[Start Input data]

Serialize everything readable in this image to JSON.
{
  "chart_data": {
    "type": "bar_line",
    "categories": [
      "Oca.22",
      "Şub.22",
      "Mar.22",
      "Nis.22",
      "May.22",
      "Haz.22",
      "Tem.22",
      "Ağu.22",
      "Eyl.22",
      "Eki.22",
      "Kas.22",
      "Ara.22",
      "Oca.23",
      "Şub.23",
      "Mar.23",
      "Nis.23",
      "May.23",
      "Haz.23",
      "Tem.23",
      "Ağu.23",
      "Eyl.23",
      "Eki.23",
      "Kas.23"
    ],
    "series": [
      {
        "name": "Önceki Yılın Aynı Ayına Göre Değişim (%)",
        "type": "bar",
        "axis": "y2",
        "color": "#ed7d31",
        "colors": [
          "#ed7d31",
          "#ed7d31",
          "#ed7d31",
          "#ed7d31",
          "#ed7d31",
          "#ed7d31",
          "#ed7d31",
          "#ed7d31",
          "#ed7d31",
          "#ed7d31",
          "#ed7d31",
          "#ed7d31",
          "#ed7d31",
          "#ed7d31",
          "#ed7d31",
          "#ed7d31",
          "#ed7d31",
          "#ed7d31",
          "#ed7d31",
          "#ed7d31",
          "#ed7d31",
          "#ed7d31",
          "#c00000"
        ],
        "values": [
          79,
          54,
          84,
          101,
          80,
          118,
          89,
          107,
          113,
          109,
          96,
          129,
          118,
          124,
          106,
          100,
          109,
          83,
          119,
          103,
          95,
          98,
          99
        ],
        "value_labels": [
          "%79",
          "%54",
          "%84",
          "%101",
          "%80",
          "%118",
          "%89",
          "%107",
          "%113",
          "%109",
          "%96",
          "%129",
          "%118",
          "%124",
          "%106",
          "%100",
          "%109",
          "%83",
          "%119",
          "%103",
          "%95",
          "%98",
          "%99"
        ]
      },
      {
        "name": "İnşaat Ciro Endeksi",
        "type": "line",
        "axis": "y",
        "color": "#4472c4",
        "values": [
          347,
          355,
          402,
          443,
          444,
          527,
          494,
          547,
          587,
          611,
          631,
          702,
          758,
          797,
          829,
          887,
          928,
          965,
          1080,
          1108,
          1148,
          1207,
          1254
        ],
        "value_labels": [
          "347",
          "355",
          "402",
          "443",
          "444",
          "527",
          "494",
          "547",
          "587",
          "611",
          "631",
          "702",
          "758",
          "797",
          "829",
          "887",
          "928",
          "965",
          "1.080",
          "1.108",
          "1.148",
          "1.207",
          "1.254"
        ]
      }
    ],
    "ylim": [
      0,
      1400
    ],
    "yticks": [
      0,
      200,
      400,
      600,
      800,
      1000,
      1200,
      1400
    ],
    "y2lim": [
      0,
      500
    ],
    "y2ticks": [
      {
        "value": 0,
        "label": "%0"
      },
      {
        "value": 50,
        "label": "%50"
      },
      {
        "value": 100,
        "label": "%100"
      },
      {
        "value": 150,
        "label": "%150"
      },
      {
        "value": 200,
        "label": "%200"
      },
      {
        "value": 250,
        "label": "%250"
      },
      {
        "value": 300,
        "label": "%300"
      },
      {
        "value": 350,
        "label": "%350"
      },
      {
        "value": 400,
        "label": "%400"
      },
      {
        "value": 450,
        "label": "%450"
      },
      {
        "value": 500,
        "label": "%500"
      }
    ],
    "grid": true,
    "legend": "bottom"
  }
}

[End Input data]

Short exercise
Across the material above, how many lines include the string "name"? Only the number is wanted.

Result for this exercise
2